ENTRIES PROVIDED:

= = =

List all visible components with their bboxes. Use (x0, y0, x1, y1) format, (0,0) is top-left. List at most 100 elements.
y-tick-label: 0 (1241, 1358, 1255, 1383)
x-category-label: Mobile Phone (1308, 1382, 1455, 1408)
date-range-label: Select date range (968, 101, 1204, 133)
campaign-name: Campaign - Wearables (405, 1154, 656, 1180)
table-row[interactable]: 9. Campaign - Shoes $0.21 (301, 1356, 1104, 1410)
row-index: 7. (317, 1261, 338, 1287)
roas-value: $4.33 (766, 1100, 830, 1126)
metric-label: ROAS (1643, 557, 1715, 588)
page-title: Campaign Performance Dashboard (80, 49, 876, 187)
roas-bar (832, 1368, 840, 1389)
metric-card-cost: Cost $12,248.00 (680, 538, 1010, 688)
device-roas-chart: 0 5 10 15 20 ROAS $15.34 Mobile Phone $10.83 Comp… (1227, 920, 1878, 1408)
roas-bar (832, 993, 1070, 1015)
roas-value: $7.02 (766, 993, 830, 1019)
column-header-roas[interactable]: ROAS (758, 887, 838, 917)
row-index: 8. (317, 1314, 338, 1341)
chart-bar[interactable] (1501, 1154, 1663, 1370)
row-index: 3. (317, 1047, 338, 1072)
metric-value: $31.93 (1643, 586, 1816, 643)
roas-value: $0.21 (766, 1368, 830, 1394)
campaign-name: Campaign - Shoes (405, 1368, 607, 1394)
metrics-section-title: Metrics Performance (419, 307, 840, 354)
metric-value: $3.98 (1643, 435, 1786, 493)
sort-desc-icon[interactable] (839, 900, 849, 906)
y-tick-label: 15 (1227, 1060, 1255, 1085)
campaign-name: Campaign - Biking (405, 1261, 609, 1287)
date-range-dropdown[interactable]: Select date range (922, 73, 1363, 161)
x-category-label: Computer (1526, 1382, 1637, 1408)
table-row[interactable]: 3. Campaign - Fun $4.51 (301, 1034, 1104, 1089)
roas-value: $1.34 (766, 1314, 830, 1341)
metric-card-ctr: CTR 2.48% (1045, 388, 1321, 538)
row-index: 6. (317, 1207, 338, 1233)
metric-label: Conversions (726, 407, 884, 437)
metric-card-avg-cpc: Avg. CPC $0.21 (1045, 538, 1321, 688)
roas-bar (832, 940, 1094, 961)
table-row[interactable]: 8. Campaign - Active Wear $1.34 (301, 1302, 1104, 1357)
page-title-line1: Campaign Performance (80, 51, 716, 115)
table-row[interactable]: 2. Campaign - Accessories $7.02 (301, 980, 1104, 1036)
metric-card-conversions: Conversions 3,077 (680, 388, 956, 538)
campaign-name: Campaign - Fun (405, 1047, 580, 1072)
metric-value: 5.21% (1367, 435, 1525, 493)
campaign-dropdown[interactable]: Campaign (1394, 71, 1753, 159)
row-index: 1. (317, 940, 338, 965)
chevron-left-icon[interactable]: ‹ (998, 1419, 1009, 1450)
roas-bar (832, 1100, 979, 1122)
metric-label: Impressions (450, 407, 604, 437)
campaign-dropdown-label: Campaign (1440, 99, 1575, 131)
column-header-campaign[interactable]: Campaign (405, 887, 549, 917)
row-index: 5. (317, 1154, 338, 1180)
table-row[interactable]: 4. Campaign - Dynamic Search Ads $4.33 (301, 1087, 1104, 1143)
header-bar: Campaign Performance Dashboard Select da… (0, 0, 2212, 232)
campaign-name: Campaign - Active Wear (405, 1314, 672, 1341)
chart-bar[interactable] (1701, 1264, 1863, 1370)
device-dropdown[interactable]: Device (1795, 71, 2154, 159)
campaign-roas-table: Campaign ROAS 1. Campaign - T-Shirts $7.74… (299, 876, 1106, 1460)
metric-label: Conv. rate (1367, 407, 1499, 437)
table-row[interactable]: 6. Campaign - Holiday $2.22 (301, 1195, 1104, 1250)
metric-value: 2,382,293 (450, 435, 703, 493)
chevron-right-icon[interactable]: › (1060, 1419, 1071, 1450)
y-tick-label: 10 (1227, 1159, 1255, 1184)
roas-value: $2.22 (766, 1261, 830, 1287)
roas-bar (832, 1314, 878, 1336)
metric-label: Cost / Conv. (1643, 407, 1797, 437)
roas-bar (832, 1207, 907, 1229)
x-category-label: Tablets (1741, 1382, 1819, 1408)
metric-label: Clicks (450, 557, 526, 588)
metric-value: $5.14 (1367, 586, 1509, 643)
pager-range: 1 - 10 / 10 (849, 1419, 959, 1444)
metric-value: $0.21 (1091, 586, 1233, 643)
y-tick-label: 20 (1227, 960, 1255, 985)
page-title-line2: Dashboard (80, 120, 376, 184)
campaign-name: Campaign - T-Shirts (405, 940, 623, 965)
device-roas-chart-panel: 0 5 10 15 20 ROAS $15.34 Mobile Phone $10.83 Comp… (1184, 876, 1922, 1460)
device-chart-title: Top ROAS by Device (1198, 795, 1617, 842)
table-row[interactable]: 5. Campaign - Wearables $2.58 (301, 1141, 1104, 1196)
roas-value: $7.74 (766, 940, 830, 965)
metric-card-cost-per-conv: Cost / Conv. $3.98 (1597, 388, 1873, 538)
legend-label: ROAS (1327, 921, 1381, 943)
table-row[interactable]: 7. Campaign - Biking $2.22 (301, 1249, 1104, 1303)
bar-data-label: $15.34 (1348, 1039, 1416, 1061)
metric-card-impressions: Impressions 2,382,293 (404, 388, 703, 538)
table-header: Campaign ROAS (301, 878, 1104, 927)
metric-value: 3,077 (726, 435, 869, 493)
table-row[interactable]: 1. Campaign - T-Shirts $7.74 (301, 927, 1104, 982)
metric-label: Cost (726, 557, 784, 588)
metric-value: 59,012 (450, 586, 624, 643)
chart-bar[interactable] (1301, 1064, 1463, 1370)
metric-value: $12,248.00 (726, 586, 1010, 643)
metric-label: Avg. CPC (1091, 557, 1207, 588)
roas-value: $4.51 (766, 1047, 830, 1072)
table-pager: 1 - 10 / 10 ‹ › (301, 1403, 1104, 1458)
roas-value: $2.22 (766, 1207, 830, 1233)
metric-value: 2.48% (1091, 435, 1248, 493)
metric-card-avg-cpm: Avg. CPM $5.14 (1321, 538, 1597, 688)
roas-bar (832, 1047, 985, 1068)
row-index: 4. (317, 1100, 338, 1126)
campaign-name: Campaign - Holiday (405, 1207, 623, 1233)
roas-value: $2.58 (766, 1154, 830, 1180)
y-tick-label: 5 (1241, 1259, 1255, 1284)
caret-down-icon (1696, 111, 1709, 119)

= = =

SET EXERCISE:
Convert every line of the material above into a JSON list of strings, one string per line and none for blank lines.

SOLUTION FOR THIS PROBLEM:
[
  "List all visible components with their bboxes. Use (x0, y0, x1, y1) format, (0,0) is top-left. List at most 100 elements.",
  "y-tick-label: 0 (1241, 1358, 1255, 1383)",
  "x-category-label: Mobile Phone (1308, 1382, 1455, 1408)",
  "date-range-label: Select date range (968, 101, 1204, 133)",
  "campaign-name: Campaign - Wearables (405, 1154, 656, 1180)",
  "table-row[interactable]: 9. Campaign - Shoes $0.21 (301, 1356, 1104, 1410)",
  "row-index: 7. (317, 1261, 338, 1287)",
  "roas-value: $4.33 (766, 1100, 830, 1126)",
  "metric-label: ROAS (1643, 557, 1715, 588)",
  "page-title: Campaign Performance Dashboard (80, 49, 876, 187)",
  "roas-bar (832, 1368, 840, 1389)",
  "metric-card-cost: Cost $12,248.00 (680, 538, 1010, 688)",
  "device-roas-chart: 0 5 10 15 20 ROAS $15.34 Mobile Phone $10.83 Comp… (1227, 920, 1878, 1408)",
  "roas-bar (832, 993, 1070, 1015)",
  "roas-value: $7.02 (766, 993, 830, 1019)",
  "column-header-roas[interactable]: ROAS (758, 887, 838, 917)",
  "row-index: 8. (317, 1314, 338, 1341)",
  "chart-bar[interactable] (1501, 1154, 1663, 1370)",
  "row-index: 3. (317, 1047, 338, 1072)",
  "metric-value: $31.93 (1643, 586, 1816, 643)",
  "roas-value: $0.21 (766, 1368, 830, 1394)",
  "campaign-name: Campaign - Shoes (405, 1368, 607, 1394)",
  "metrics-section-title: Metrics Performance (419, 307, 840, 354)",
  "metric-value: $3.98 (1643, 435, 1786, 493)",
  "sort-desc-icon[interactable] (839, 900, 849, 906)",
  "y-tick-label: 15 (1227, 1060, 1255, 1085)",
  "campaign-name: Campaign - Biking (405, 1261, 609, 1287)",
  "date-range-dropdown[interactable]: Select date range (922, 73, 1363, 161)",
  "x-category-label: Computer (1526, 1382, 1637, 1408)",
  "table-row[interactable]: 3. Campaign - Fun $4.51 (301, 1034, 1104, 1089)",
  "roas-value: $1.34 (766, 1314, 830, 1341)",
  "metric-card-ctr: CTR 2.48% (1045, 388, 1321, 538)",
  "row-index: 6. (317, 1207, 338, 1233)",
  "metric-label: Conversions (726, 407, 884, 437)",
  "metric-card-avg-cpc: Avg. CPC $0.21 (1045, 538, 1321, 688)",
  "roas-bar (832, 940, 1094, 961)",
  "table-row[interactable]: 8. Campaign - Active Wear $1.34 (301, 1302, 1104, 1357)",
  "page-title-line1: Campaign Performance (80, 51, 716, 115)",
  "table-row[interactable]: 2. Campaign - Accessories $7.02 (301, 980, 1104, 1036)",
  "metric-card-conversions: Conversions 3,077 (680, 388, 956, 538)",
  "campaign-name: Campaign - Fun (405, 1047, 580, 1072)",
  "metric-value: 5.21% (1367, 435, 1525, 493)",
  "campaign-dropdown[interactable]: Campaign (1394, 71, 1753, 159)",
  "row-index: 1. (317, 940, 338, 965)",
  "chevron-left-icon[interactable]: ‹ (998, 1419, 1009, 1450)",
  "roas-bar (832, 1100, 979, 1122)",
  "metric-label: Impressions (450, 407, 604, 437)",
  "campaign-dropdown-label: Campaign (1440, 99, 1575, 131)",
  "column-header-campaign[interactable]: Campaign (405, 887, 549, 917)",
  "row-index: 5. (317, 1154, 338, 1180)",
  "table-row[interactable]: 4. Campaign - Dynamic Search Ads $4.33 (301, 1087, 1104, 1143)",
  "header-bar: Campaign Performance Dashboard Select da… (0, 0, 2212, 232)",
  "campaign-name: Campaign - Active Wear (405, 1314, 672, 1341)",
  "chart-bar[interactable] (1701, 1264, 1863, 1370)",
  "device-dropdown[interactable]: Device (1795, 71, 2154, 159)",
  "campaign-roas-table: Campaign ROAS 1. Campaign - T-Shirts $7.74… (299, 876, 1106, 1460)",
  "metric-label: Conv. rate (1367, 407, 1499, 437)",
  "table-row[interactable]: 6. Campaign - Holiday $2.22 (301, 1195, 1104, 1250)",
  "metric-value: 2,382,293 (450, 435, 703, 493)",
  "chevron-right-icon[interactable]: › (1060, 1419, 1071, 1450)",
  "y-tick-label: 10 (1227, 1159, 1255, 1184)",
  "roas-value: $2.22 (766, 1261, 830, 1287)",
  "roas-bar (832, 1314, 878, 1336)",
  "metric-label: Cost / Conv. (1643, 407, 1797, 437)",
  "roas-bar (832, 1207, 907, 1229)",
  "x-category-label: Tablets (1741, 1382, 1819, 1408)",
  "metric-label: Clicks (450, 557, 526, 588)",
  "metric-value: $5.14 (1367, 586, 1509, 643)",
  "pager-range: 1 - 10 / 10 (849, 1419, 959, 1444)",
  "metric-value: $0.21 (1091, 586, 1233, 643)",
  "y-tick-label: 20 (1227, 960, 1255, 985)",
  "page-title-line2: Dashboard (80, 120, 376, 184)",
  "campaign-name: Campaign - T-Shirts (405, 940, 623, 965)",
  "device-roas-chart-panel: 0 5 10 15 20 ROAS $15.34 Mobile Phone $10.83 Comp… (1184, 876, 1922, 1460)",
  "device-chart-title: Top ROAS by Device (1198, 795, 1617, 842)",
  "table-row[interactable]: 5. Campaign - Wearables $2.58 (301, 1141, 1104, 1196)",
  "roas-value: $7.74 (766, 940, 830, 965)",
  "metric-card-cost-per-conv: Cost / Conv. $3.98 (1597, 388, 1873, 538)",
  "legend-label: ROAS (1327, 921, 1381, 943)",
  "table-row[interactable]: 7. Campaign - Biking $2.22 (301, 1249, 1104, 1303)",
  "bar-data-label: $15.34 (1348, 1039, 1416, 1061)",
  "metric-card-impressions: Impressions 2,382,293 (404, 388, 703, 538)",
  "table-header: Campaign ROAS (301, 878, 1104, 927)",
  "metric-value: 3,077 (726, 435, 869, 493)",
  "table-row[interactable]: 1. Campaign - T-Shirts $7.74 (301, 927, 1104, 982)",
  "metric-label: Cost (726, 557, 784, 588)",
  "metric-value: 59,012 (450, 586, 624, 643)",
  "chart-bar[interactable] (1301, 1064, 1463, 1370)",
  "metric-value: $12,248.00 (726, 586, 1010, 643)",
  "metric-label: Avg. CPC (1091, 557, 1207, 588)",
  "roas-value: $4.51 (766, 1047, 830, 1072)",
  "table-pager: 1 - 10 / 10 ‹ › (301, 1403, 1104, 1458)",
  "roas-value: $2.22 (766, 1207, 830, 1233)",
  "metric-value: 2.48% (1091, 435, 1248, 493)",
  "metric-card-avg-cpm: Avg. CPM $5.14 (1321, 538, 1597, 688)",
  "roas-bar (832, 1047, 985, 1068)",
  "row-index: 4. (317, 1100, 338, 1126)",
  "campaign-name: Campaign - Holiday (405, 1207, 623, 1233)",
  "roas-value: $2.58 (766, 1154, 830, 1180)",
  "y-tick-label: 5 (1241, 1259, 1255, 1284)",
  "caret-down-icon (1696, 111, 1709, 119)"
]